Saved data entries
---+---

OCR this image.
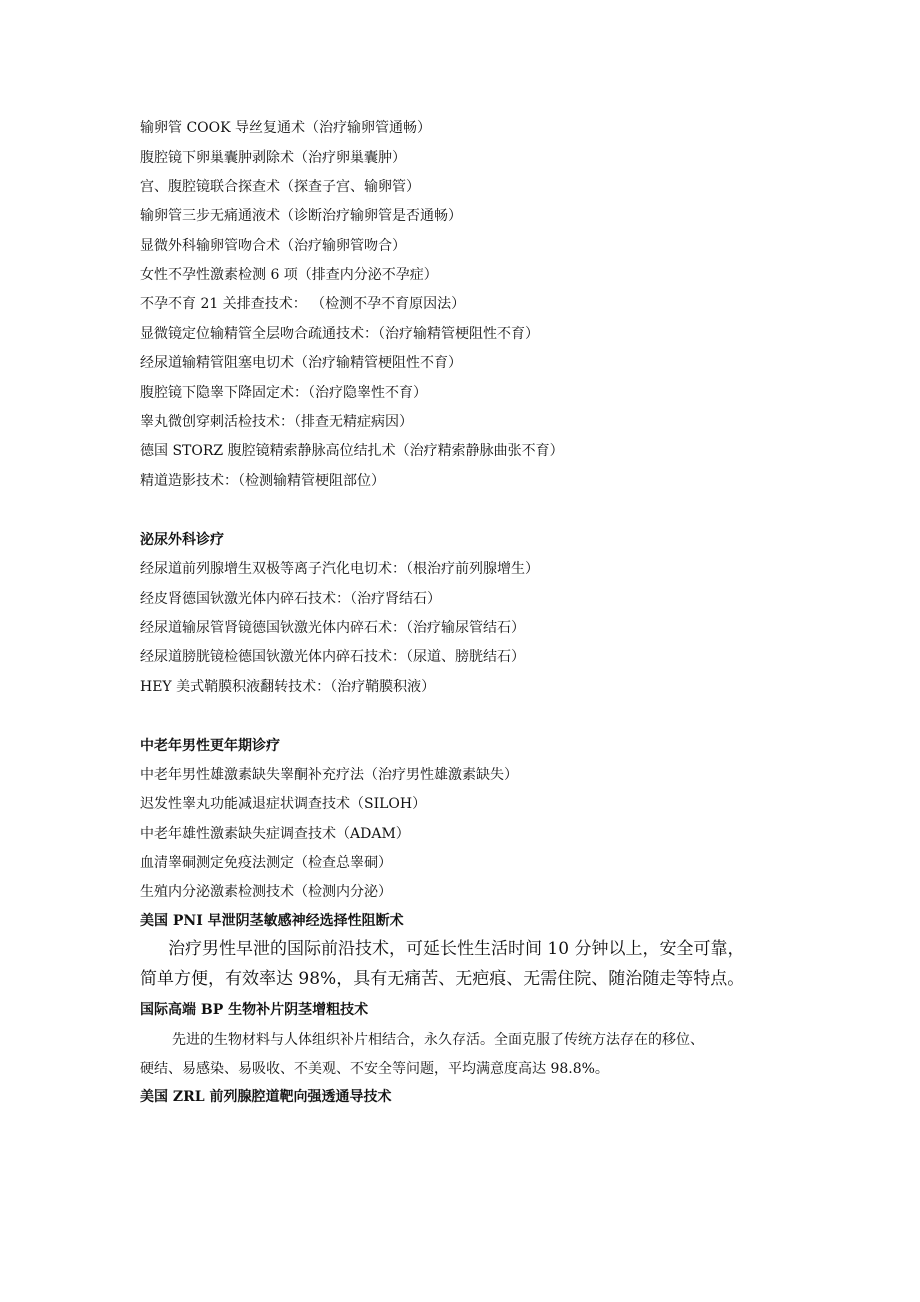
输卵管 COOK 导丝复通术（治疗输卵管通畅）
腹腔镜下卵巢囊肿剥除术（治疗卵巢囊肿）
宫、腹腔镜联合探查术（探查子宫、输卵管）
输卵管三步无痛通液术（诊断治疗输卵管是否通畅）
显微外科输卵管吻合术（治疗输卵管吻合）
女性不孕性激素检测 6 项（排查内分泌不孕症）
不孕不育 21 关排查技术： （检测不孕不育原因法）
显微镜定位输精管全层吻合疏通技术：（治疗输精管梗阻性不育）
经尿道输精管阻塞电切术（治疗输精管梗阻性不育）
腹腔镜下隐睾下降固定术：（治疗隐睾性不育）
睾丸微创穿刺活检技术：（排查无精症病因）
德国 STORZ 腹腔镜精索静脉高位结扎术（治疗精索静脉曲张不育）
精道造影技术：（检测输精管梗阻部位）
泌尿外科诊疗
经尿道前列腺增生双极等离子汽化电切术：（根治疗前列腺增生）
经皮肾德国钬激光体内碎石技术：（治疗肾结石）
经尿道输尿管肾镜德国钬激光体内碎石术：（治疗输尿管结石）
经尿道膀胱镜检德国钬激光体内碎石技术：（尿道、膀胱结石）
HEY 美式鞘膜积液翻转技术：（治疗鞘膜积液）
中老年男性更年期诊疗
中老年男性雄激素缺失睾酮补充疗法（治疗男性雄激素缺失）
迟发性睾丸功能减退症状调查技术（SILOH）
中老年雄性激素缺失症调查技术（ADAM）
血清睾硐测定免疫法测定（检查总睾硐）
生殖内分泌激素检测技术（检测内分泌）
美国 PNI 早泄阴茎敏感神经选择性阻断术
治疗男性早泄的国际前沿技术，可延长性生活时间 10 分钟以上，安全可靠，
简单方便，有效率达 98%，具有无痛苦、无疤痕、无需住院、随治随走等特点。
国际高端 BP 生物补片阴茎增粗技术
先进的生物材料与人体组织补片相结合，永久存活。全面克服了传统方法存在的移位、
硬结、易感染、易吸收、不美观、不安全等问题，平均满意度高达 98.8%。
美国 ZRL 前列腺腔道靶向强透通导技术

---+---

Leave images out of the retyped records; keep all else exact.

### Expected output
OCR this image.
输卵管 COOK 导丝复通术（治疗输卵管通畅）
腹腔镜下卵巢囊肿剥除术（治疗卵巢囊肿）
宫、腹腔镜联合探查术（探查子宫、输卵管）
输卵管三步无痛通液术（诊断治疗输卵管是否通畅）
显微外科输卵管吻合术（治疗输卵管吻合）
女性不孕性激素检测 6 项（排查内分泌不孕症）
不孕不育 21 关排查技术： （检测不孕不育原因法）
显微镜定位输精管全层吻合疏通技术：（治疗输精管梗阻性不育）
经尿道输精管阻塞电切术（治疗输精管梗阻性不育）
腹腔镜下隐睾下降固定术：（治疗隐睾性不育）
睾丸微创穿刺活检技术：（排查无精症病因）
德国 STORZ 腹腔镜精索静脉高位结扎术（治疗精索静脉曲张不育）
精道造影技术：（检测输精管梗阻部位）
泌尿外科诊疗
经尿道前列腺增生双极等离子汽化电切术：（根治疗前列腺增生）
经皮肾德国钬激光体内碎石技术：（治疗肾结石）
经尿道输尿管肾镜德国钬激光体内碎石术：（治疗输尿管结石）
经尿道膀胱镜检德国钬激光体内碎石技术：（尿道、膀胱结石）
HEY 美式鞘膜积液翻转技术：（治疗鞘膜积液）
中老年男性更年期诊疗
中老年男性雄激素缺失睾酮补充疗法（治疗男性雄激素缺失）
迟发性睾丸功能减退症状调查技术（SILOH）
中老年雄性激素缺失症调查技术（ADAM）
血清睾硐测定免疫法测定（检查总睾硐）
生殖内分泌激素检测技术（检测内分泌）
美国 PNI 早泄阴茎敏感神经选择性阻断术
治疗男性早泄的国际前沿技术，可延长性生活时间 10 分钟以上，安全可靠，
简单方便，有效率达 98%，具有无痛苦、无疤痕、无需住院、随治随走等特点。
国际高端 BP 生物补片阴茎增粗技术
先进的生物材料与人体组织补片相结合，永久存活。全面克服了传统方法存在的移位、
硬结、易感染、易吸收、不美观、不安全等问题，平均满意度高达 98.8%。
美国 ZRL 前列腺腔道靶向强透通导技术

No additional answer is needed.